## Work required
Please transcribe the data that follows without the pictures, keeping every word the same.

┄┄┄┄┄┄┄┄┄┄

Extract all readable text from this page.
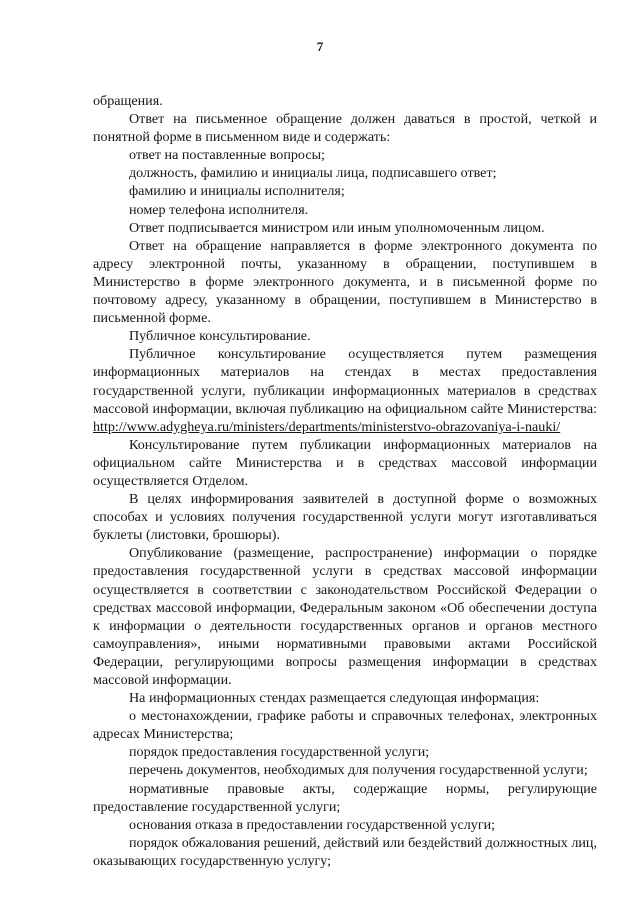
7

обращения.

Ответ на письменное обращение должен даваться в простой, четкой и понятной форме в письменном виде и содержать:

ответ на поставленные вопросы;

должность, фамилию и инициалы лица, подписавшего ответ;

фамилию и инициалы исполнителя;

номер телефона исполнителя.

Ответ подписывается министром или иным уполномоченным лицом.

Ответ на обращение направляется в форме электронного документа по адресу электронной почты, указанному в обращении, поступившем в Министерство в форме электронного документа, и в письменной форме по почтовому адресу, указанному в обращении, поступившем в Министерство в письменной форме.

Публичное консультирование.

Публичное консультирование осуществляется путем размещения информационных материалов на стендах в местах предоставления государственной услуги, публикации информационных материалов в средствах массовой информации, включая публикацию на официальном сайте Министерства: http://www.adygheya.ru/ministers/departments/ministerstvo-obrazovaniya-i-nauki/

Консультирование путем публикации информационных материалов на официальном сайте Министерства и в средствах массовой информации осуществляется Отделом.

В целях информирования заявителей в доступной форме о возможных способах и условиях получения государственной услуги могут изготавливаться буклеты (листовки, брошюры).

Опубликование (размещение, распространение) информации о порядке предоставления государственной услуги в средствах массовой информации осуществляется в соответствии с законодательством Российской Федерации о средствах массовой информации, Федеральным законом «Об обеспечении доступа к информации о деятельности государственных органов и органов местного самоуправления», иными нормативными правовыми актами Российской Федерации, регулирующими вопросы размещения информации в средствах массовой информации.

На информационных стендах размещается следующая информация:

о местонахождении, графике работы и справочных телефонах, электронных адресах Министерства;

порядок предоставления государственной услуги;

перечень документов, необходимых для получения государственной услуги;

нормативные правовые акты, содержащие нормы, регулирующие предоставление государственной услуги;

основания отказа в предоставлении государственной услуги;

порядок обжалования решений, действий или бездействий должностных лиц, оказывающих государственную услугу;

┄┄┄┄┄┄┄┄┄┄

## Finished answer
Extract all readable text from this page.
7

обращения.

Ответ на письменное обращение должен даваться в простой, четкой и понятной форме в письменном виде и содержать:

ответ на поставленные вопросы;

должность, фамилию и инициалы лица, подписавшего ответ;

фамилию и инициалы исполнителя;

номер телефона исполнителя.

Ответ подписывается министром или иным уполномоченным лицом.

Ответ на обращение направляется в форме электронного документа по адресу электронной почты, указанному в обращении, поступившем в Министерство в форме электронного документа, и в письменной форме по почтовому адресу, указанному в обращении, поступившем в Министерство в письменной форме.

Публичное консультирование.

Публичное консультирование осуществляется путем размещения информационных материалов на стендах в местах предоставления государственной услуги, публикации информационных материалов в средствах массовой информации, включая публикацию на официальном сайте Министерства: http://www.adygheya.ru/ministers/departments/ministerstvo-obrazovaniya-i-nauki/

Консультирование путем публикации информационных материалов на официальном сайте Министерства и в средствах массовой информации осуществляется Отделом.

В целях информирования заявителей в доступной форме о возможных способах и условиях получения государственной услуги могут изготавливаться буклеты (листовки, брошюры).

Опубликование (размещение, распространение) информации о порядке предоставления государственной услуги в средствах массовой информации осуществляется в соответствии с законодательством Российской Федерации о средствах массовой информации, Федеральным законом «Об обеспечении доступа к информации о деятельности государственных органов и органов местного самоуправления», иными нормативными правовыми актами Российской Федерации, регулирующими вопросы размещения информации в средствах массовой информации.

На информационных стендах размещается следующая информация:

о местонахождении, графике работы и справочных телефонах, электронных адресах Министерства;

порядок предоставления государственной услуги;

перечень документов, необходимых для получения государственной услуги;

нормативные правовые акты, содержащие нормы, регулирующие предоставление государственной услуги;

основания отказа в предоставлении государственной услуги;

порядок обжалования решений, действий или бездействий должностных лиц, оказывающих государственную услугу;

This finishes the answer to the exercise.